▶ _STATED TASK_: Write out all lines holding the word "Policy".

================

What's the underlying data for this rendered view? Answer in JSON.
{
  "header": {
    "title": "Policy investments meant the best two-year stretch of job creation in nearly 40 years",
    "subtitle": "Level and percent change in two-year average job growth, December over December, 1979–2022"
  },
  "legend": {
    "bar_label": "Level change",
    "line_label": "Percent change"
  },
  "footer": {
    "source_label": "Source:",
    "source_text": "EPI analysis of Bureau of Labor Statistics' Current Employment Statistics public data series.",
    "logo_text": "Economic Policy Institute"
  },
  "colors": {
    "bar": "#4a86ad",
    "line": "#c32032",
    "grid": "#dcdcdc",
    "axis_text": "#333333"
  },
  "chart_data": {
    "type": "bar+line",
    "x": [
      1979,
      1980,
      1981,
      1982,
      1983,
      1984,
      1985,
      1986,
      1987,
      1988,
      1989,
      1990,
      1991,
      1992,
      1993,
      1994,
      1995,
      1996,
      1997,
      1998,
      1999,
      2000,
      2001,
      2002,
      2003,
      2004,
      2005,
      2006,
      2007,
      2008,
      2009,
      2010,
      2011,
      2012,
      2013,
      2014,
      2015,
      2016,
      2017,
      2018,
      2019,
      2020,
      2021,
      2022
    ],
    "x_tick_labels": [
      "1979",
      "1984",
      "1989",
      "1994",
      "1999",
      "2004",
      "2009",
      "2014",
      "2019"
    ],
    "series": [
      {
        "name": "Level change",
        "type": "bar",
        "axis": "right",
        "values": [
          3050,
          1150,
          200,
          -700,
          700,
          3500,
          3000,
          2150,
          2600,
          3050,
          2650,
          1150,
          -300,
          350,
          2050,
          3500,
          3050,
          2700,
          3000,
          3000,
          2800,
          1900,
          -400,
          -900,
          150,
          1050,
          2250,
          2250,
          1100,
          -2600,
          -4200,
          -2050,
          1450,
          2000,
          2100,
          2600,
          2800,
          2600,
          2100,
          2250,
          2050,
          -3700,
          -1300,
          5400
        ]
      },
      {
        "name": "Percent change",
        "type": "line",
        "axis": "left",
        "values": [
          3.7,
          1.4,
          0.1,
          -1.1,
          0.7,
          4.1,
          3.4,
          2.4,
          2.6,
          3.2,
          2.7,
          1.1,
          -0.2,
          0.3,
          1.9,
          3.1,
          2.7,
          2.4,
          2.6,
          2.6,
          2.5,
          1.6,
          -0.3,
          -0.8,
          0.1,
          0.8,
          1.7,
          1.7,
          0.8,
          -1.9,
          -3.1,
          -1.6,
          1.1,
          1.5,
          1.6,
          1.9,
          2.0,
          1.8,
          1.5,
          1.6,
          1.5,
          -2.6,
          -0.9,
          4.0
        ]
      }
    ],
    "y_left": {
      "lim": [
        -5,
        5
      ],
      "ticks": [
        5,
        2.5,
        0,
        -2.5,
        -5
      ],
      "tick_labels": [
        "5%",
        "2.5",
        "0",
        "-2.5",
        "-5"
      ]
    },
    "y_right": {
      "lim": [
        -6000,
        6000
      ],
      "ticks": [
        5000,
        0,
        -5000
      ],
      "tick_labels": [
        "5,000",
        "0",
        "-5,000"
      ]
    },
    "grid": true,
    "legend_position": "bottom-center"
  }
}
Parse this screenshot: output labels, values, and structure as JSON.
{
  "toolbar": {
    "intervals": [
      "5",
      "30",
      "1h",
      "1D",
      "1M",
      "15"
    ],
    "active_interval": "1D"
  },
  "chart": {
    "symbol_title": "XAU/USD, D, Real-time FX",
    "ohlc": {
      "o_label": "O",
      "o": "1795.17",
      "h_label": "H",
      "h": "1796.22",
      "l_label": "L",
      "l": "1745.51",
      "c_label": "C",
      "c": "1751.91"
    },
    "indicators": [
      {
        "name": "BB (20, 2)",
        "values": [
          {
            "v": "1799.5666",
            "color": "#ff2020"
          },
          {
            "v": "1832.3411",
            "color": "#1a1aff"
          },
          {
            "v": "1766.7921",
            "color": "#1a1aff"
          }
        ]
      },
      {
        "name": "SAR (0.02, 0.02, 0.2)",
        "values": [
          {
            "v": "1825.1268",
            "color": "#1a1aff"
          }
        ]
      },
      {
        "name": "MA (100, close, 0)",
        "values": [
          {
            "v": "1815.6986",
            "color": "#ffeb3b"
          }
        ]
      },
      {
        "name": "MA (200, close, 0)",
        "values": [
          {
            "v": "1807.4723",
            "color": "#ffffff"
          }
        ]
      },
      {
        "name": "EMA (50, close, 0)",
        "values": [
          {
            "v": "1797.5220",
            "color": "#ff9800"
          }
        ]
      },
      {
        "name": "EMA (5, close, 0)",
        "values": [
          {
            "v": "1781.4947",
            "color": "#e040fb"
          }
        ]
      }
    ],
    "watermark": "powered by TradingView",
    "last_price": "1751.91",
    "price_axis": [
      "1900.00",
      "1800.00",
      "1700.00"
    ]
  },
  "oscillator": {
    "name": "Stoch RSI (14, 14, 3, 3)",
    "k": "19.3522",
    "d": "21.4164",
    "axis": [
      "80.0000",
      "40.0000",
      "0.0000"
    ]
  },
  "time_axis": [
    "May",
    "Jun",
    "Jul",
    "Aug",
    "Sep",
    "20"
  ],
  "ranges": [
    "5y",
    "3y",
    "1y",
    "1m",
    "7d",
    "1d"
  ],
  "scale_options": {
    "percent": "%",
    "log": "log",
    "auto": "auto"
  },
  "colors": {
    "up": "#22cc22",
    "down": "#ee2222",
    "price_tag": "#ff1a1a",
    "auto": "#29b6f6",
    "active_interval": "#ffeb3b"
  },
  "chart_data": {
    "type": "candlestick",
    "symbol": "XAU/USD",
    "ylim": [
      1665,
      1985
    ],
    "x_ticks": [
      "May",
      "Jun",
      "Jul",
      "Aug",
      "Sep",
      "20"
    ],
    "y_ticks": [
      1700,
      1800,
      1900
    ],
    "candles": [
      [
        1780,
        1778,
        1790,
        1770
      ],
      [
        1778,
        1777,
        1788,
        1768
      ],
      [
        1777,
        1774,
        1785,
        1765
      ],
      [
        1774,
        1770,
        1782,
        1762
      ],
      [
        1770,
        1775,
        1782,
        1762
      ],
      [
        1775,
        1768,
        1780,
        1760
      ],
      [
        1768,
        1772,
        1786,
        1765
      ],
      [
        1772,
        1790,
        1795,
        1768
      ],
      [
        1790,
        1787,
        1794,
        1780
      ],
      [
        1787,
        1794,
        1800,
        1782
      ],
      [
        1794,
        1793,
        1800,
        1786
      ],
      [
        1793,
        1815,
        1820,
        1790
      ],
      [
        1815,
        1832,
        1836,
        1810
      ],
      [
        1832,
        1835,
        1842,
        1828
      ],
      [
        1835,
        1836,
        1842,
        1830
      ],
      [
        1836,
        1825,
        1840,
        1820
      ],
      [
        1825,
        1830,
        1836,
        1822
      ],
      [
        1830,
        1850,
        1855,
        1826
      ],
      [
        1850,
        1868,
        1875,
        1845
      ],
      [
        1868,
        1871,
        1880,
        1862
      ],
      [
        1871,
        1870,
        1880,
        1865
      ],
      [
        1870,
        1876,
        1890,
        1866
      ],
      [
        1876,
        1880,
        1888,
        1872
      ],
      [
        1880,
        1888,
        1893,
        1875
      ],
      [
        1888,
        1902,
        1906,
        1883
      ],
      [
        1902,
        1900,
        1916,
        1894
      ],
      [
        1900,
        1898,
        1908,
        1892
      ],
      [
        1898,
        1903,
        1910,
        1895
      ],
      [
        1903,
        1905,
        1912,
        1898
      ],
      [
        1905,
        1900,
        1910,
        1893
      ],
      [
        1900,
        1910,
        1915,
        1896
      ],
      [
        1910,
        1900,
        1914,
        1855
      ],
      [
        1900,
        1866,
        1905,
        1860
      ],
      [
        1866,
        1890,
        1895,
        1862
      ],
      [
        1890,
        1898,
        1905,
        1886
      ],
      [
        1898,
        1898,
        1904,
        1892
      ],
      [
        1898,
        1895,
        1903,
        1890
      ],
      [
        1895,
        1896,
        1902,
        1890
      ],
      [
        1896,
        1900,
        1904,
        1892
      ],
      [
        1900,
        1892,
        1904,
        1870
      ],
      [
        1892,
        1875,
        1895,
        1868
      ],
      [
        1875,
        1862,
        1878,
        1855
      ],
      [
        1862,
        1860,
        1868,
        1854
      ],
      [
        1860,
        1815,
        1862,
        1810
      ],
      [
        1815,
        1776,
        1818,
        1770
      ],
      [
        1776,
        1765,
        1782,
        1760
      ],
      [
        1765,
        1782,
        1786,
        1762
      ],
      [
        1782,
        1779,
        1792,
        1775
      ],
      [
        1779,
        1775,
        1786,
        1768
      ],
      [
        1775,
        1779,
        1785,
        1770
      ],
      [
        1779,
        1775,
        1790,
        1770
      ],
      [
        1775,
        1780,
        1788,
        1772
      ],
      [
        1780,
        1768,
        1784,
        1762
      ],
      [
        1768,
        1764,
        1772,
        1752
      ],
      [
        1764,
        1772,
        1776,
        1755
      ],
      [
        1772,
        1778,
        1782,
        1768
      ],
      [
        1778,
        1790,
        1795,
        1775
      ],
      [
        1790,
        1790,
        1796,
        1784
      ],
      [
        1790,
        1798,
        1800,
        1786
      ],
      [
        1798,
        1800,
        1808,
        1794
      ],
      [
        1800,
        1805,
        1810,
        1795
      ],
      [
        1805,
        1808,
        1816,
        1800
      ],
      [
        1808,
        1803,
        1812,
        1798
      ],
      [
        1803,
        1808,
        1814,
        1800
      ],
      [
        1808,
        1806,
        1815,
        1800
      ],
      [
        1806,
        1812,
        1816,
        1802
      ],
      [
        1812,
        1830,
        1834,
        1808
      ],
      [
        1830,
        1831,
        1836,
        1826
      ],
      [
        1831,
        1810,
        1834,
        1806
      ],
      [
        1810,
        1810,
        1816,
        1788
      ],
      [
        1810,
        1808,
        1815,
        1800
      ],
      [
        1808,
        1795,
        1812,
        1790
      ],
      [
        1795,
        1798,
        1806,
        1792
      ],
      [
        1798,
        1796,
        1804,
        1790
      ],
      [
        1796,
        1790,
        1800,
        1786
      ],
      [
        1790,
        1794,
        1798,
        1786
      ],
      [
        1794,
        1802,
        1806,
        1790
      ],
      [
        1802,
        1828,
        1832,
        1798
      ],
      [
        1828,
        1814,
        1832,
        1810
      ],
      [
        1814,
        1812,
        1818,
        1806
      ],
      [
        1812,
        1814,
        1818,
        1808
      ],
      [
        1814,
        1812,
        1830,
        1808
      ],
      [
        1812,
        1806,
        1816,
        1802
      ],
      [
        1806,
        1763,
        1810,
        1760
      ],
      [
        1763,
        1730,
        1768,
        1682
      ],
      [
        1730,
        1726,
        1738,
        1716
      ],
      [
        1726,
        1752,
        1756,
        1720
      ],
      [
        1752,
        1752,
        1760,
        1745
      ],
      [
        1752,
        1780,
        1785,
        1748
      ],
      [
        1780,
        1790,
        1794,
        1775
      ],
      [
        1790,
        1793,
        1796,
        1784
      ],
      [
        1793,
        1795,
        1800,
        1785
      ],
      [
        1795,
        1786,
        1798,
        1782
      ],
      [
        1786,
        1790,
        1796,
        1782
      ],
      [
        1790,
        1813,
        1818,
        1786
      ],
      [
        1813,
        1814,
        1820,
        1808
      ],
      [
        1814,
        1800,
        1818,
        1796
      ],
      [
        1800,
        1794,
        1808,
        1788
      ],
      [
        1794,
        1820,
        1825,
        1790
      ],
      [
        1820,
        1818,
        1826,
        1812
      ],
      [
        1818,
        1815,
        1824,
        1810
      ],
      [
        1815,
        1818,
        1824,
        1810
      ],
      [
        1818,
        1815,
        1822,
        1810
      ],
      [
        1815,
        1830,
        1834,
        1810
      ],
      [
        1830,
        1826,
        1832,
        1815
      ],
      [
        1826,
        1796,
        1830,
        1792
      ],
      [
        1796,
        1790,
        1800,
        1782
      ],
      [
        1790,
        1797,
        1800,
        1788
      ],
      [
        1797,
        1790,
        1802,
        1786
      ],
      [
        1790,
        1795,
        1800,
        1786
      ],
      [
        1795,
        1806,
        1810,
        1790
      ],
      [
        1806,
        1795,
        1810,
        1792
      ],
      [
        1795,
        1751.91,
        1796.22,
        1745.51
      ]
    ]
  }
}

================

▶ _ANSWER TO THIS TASK_:
    "title": "Policy investments meant the best two-year stretch of job creation in nearly 40 years",
    "logo_text": "Economic Policy Institute"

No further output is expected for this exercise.